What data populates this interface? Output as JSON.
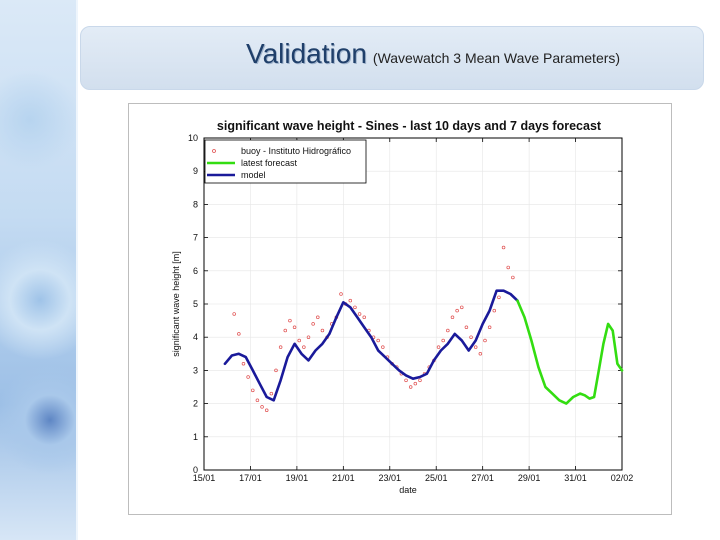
{
  "header": {
    "title": "Validation",
    "subtitle": "(Wavewatch 3 Mean Wave Parameters)"
  },
  "chart_data": {
    "type": "line",
    "title": "significant wave height - Sines - last 10 days and 7 days forecast",
    "xlabel": "date",
    "ylabel": "significant wave height [m]",
    "xlim": [
      0,
      18
    ],
    "ylim": [
      0,
      10
    ],
    "x_tick_labels": [
      "15/01",
      "17/01",
      "19/01",
      "21/01",
      "23/01",
      "25/01",
      "27/01",
      "29/01",
      "31/01",
      "02/02"
    ],
    "y_tick_labels": [
      "0",
      "1",
      "2",
      "3",
      "4",
      "5",
      "6",
      "7",
      "8",
      "9",
      "10"
    ],
    "legend": {
      "placement": "top-left",
      "entries": [
        "buoy - Instituto Hidrográfico",
        "latest forecast",
        "model"
      ]
    },
    "colors": {
      "buoy": "#e05050",
      "forecast": "#33dd11",
      "model": "#1a1a9a"
    },
    "series": [
      {
        "name": "model",
        "x": [
          0.9,
          1.2,
          1.5,
          1.8,
          2.1,
          2.4,
          2.7,
          3.0,
          3.3,
          3.6,
          3.9,
          4.2,
          4.5,
          4.8,
          5.1,
          5.4,
          5.7,
          6.0,
          6.3,
          6.6,
          6.9,
          7.2,
          7.5,
          7.8,
          8.1,
          8.4,
          8.7,
          9.0,
          9.3,
          9.6,
          9.9,
          10.2,
          10.5,
          10.8,
          11.1,
          11.4,
          11.7,
          12.0,
          12.3,
          12.6,
          12.9,
          13.2,
          13.5
        ],
        "values": [
          3.2,
          3.45,
          3.5,
          3.4,
          3.0,
          2.6,
          2.2,
          2.1,
          2.7,
          3.4,
          3.8,
          3.5,
          3.3,
          3.6,
          3.8,
          4.1,
          4.6,
          5.05,
          4.9,
          4.6,
          4.3,
          4.0,
          3.6,
          3.4,
          3.2,
          3.0,
          2.85,
          2.75,
          2.8,
          2.9,
          3.3,
          3.6,
          3.8,
          4.1,
          3.9,
          3.6,
          3.9,
          4.4,
          4.8,
          5.4,
          5.4,
          5.3,
          5.1
        ]
      },
      {
        "name": "latest forecast",
        "x": [
          13.5,
          13.8,
          14.1,
          14.4,
          14.7,
          15.0,
          15.3,
          15.6,
          15.9,
          16.2,
          16.4,
          16.6,
          16.8,
          17.0,
          17.2,
          17.4,
          17.6,
          17.8,
          18.0
        ],
        "values": [
          5.1,
          4.6,
          3.9,
          3.1,
          2.5,
          2.3,
          2.1,
          2.0,
          2.2,
          2.3,
          2.25,
          2.15,
          2.2,
          3.0,
          3.8,
          4.4,
          4.2,
          3.2,
          3.0
        ]
      }
    ],
    "scatter_series": [
      {
        "name": "buoy - Instituto Hidrográfico",
        "x": [
          1.3,
          1.5,
          1.7,
          1.9,
          2.1,
          2.3,
          2.5,
          2.7,
          2.9,
          3.1,
          3.3,
          3.5,
          3.7,
          3.9,
          4.1,
          4.3,
          4.5,
          4.7,
          4.9,
          5.1,
          5.3,
          5.5,
          5.7,
          5.9,
          6.1,
          6.3,
          6.5,
          6.7,
          6.9,
          7.1,
          7.3,
          7.5,
          7.7,
          7.9,
          8.1,
          8.3,
          8.5,
          8.7,
          8.9,
          9.1,
          9.3,
          9.5,
          9.7,
          9.9,
          10.1,
          10.3,
          10.5,
          10.7,
          10.9,
          11.1,
          11.3,
          11.5,
          11.7,
          11.9,
          12.1,
          12.3,
          12.5,
          12.7,
          12.9,
          13.1,
          13.3
        ],
        "values": [
          4.7,
          4.1,
          3.2,
          2.8,
          2.4,
          2.1,
          1.9,
          1.8,
          2.3,
          3.0,
          3.7,
          4.2,
          4.5,
          4.3,
          3.9,
          3.7,
          4.0,
          4.4,
          4.6,
          4.2,
          4.0,
          4.4,
          4.6,
          5.3,
          5.0,
          5.1,
          4.9,
          4.7,
          4.6,
          4.2,
          4.0,
          3.9,
          3.7,
          3.4,
          3.2,
          3.1,
          2.9,
          2.7,
          2.5,
          2.6,
          2.7,
          2.9,
          3.1,
          3.3,
          3.7,
          3.9,
          4.2,
          4.6,
          4.8,
          4.9,
          4.3,
          4.0,
          3.7,
          3.5,
          3.9,
          4.3,
          4.8,
          5.2,
          6.7,
          6.1,
          5.8
        ]
      }
    ]
  }
}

→ PROBLEM TO SOLVE:
Locate the word "significant" in the data above. Copy every line carrying it.

→ TASK OUTPUT:
    "title": "significant wave height - Sines - last 10 days and 7 days forecast",
    "ylabel": "significant wave height [m]",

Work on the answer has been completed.